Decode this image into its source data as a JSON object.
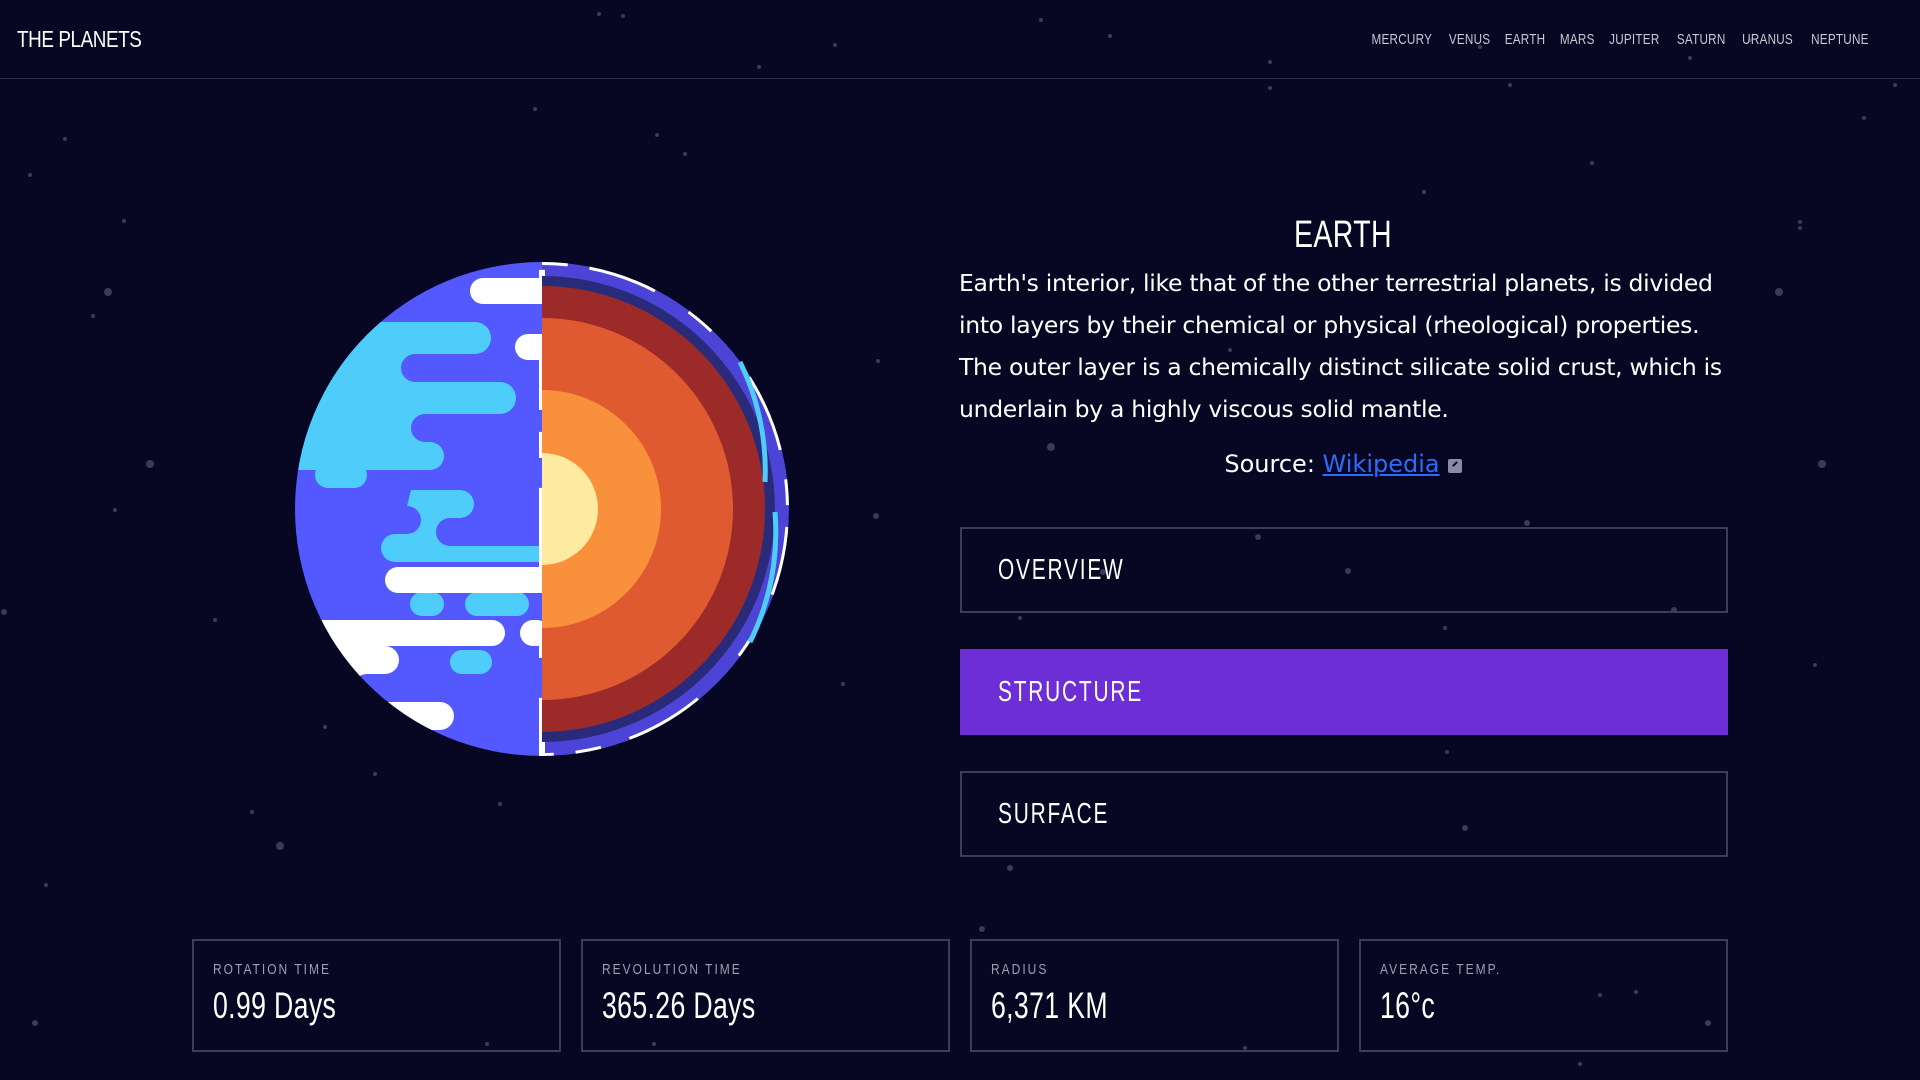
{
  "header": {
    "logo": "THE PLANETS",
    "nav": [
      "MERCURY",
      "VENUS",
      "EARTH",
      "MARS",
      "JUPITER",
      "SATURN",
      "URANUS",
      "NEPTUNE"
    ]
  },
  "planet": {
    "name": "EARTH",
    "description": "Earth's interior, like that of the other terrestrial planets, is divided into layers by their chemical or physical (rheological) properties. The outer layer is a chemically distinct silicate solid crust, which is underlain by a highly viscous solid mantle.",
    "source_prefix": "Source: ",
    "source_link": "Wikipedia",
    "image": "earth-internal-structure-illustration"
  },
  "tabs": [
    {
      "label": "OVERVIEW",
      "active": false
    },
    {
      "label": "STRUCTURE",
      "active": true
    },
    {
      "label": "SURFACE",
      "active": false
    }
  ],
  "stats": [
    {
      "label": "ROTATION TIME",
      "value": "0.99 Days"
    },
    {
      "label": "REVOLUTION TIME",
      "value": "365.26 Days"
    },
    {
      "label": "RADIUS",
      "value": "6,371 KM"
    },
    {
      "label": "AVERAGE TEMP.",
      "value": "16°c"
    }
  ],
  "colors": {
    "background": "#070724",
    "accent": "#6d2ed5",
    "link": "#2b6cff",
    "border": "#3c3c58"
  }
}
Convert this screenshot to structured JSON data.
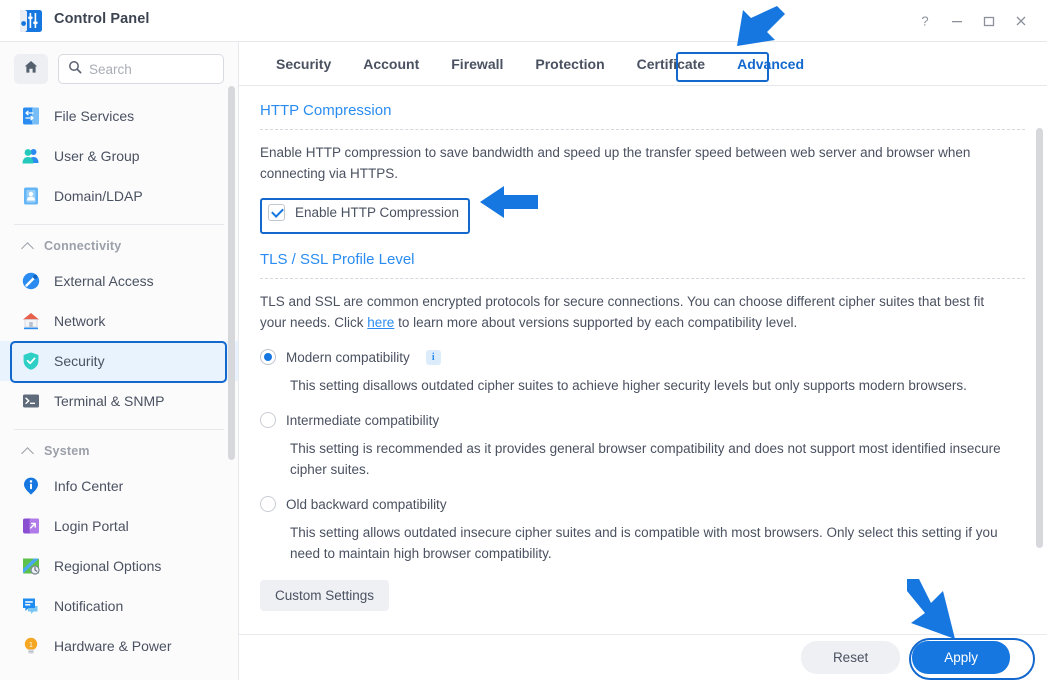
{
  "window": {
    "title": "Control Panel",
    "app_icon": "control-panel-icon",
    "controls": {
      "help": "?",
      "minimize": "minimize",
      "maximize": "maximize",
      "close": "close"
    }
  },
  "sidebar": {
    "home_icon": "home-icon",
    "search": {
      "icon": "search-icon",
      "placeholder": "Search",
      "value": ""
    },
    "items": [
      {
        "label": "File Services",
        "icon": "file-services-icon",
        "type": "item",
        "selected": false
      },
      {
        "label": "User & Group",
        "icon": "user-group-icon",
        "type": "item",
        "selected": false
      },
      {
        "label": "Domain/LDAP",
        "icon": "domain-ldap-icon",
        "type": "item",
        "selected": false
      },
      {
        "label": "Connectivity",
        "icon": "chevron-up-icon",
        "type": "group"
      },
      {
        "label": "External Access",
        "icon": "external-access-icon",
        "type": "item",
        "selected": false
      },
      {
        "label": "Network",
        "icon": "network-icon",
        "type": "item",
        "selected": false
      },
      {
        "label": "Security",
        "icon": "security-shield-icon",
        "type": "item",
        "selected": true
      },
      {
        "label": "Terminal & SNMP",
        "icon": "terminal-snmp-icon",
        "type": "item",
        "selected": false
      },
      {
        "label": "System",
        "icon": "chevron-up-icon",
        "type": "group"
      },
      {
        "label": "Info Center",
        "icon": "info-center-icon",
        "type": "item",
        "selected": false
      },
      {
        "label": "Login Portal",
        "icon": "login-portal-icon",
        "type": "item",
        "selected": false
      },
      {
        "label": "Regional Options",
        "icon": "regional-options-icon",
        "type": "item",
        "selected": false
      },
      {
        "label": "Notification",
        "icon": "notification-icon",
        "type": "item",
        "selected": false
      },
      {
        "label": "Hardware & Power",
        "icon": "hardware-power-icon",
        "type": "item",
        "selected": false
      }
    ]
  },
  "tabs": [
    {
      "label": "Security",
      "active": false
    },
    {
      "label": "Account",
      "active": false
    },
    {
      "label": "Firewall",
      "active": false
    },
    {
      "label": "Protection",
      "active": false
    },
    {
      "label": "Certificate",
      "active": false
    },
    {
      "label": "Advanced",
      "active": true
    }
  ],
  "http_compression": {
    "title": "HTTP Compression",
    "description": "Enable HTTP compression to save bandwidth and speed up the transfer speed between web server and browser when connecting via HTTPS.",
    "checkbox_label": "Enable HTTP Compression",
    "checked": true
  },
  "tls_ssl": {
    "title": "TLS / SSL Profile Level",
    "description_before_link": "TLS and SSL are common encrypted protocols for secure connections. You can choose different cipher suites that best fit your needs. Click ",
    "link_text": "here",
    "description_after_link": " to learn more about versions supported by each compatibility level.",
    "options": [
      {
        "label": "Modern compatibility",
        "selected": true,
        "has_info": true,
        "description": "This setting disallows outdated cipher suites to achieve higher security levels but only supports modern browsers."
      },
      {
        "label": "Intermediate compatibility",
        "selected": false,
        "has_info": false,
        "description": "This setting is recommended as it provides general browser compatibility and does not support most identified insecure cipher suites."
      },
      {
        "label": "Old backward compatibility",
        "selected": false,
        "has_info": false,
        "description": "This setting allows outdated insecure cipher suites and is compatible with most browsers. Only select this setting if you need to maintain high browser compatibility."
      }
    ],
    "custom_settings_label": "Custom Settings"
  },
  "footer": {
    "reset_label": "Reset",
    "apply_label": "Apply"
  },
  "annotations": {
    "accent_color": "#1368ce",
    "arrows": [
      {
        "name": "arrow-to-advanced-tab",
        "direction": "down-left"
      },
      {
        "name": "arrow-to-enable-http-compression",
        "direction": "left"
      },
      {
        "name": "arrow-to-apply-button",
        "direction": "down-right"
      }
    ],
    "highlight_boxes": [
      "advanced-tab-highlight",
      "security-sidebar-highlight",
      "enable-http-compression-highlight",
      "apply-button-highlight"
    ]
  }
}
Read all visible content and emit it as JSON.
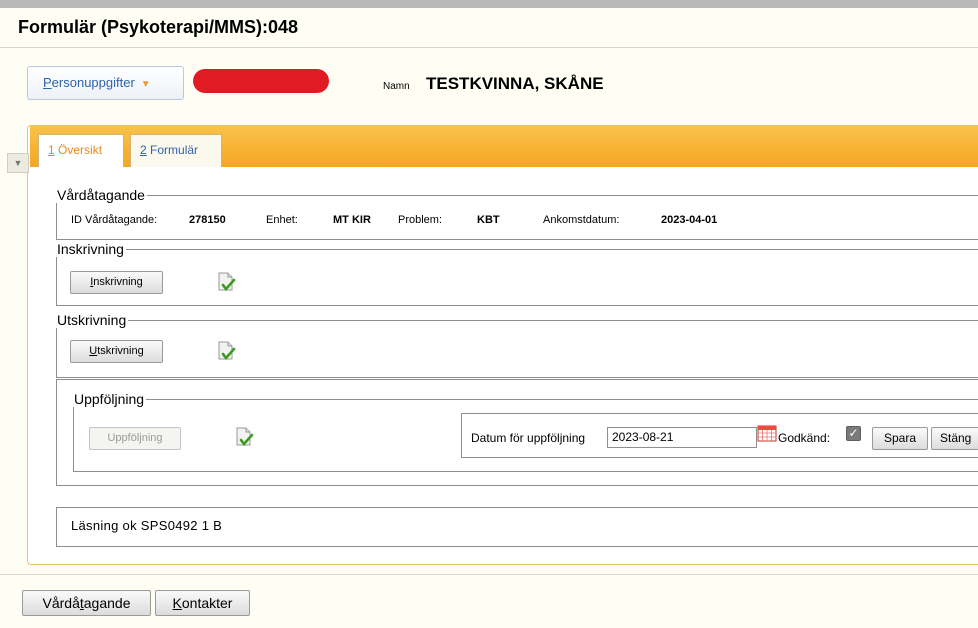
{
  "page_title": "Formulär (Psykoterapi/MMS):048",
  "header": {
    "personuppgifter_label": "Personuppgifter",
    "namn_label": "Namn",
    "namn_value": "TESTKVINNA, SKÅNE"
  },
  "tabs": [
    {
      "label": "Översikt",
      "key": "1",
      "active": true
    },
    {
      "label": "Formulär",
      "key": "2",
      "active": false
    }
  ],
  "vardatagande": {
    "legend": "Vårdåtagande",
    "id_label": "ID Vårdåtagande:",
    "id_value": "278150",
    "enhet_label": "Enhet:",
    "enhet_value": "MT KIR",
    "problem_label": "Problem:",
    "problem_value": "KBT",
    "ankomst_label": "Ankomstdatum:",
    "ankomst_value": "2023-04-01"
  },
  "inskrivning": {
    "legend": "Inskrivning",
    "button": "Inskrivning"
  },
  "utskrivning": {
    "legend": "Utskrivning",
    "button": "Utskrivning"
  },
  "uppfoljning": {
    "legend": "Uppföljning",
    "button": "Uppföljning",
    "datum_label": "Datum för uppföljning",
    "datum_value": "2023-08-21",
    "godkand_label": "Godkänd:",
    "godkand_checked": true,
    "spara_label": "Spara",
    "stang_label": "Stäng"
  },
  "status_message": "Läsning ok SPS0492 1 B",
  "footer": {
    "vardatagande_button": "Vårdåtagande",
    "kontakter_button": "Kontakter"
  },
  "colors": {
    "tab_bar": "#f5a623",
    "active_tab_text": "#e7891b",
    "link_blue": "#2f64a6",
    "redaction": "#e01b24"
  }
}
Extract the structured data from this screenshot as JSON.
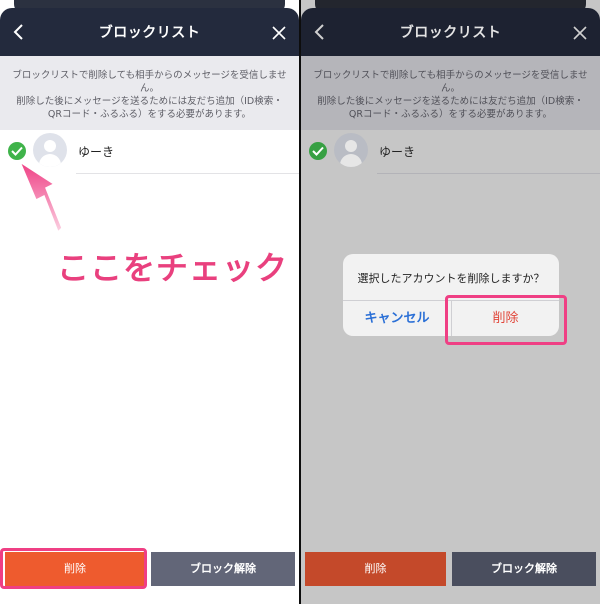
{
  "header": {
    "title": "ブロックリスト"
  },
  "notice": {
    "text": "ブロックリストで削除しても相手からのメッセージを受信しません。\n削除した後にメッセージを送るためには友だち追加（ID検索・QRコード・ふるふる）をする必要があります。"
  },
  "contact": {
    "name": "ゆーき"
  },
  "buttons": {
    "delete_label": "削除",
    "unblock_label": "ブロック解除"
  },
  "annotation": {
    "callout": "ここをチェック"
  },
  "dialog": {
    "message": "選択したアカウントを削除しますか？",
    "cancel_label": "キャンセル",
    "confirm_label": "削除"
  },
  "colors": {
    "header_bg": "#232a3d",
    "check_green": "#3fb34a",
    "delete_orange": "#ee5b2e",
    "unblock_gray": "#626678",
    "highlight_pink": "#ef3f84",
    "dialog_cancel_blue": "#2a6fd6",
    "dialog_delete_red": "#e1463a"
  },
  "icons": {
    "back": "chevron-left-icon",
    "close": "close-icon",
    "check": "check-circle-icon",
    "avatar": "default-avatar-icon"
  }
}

•••

> **Objective**
Within the listing, how many lines hold the word "left"? Only the number is to be given.

> **Full solution**
3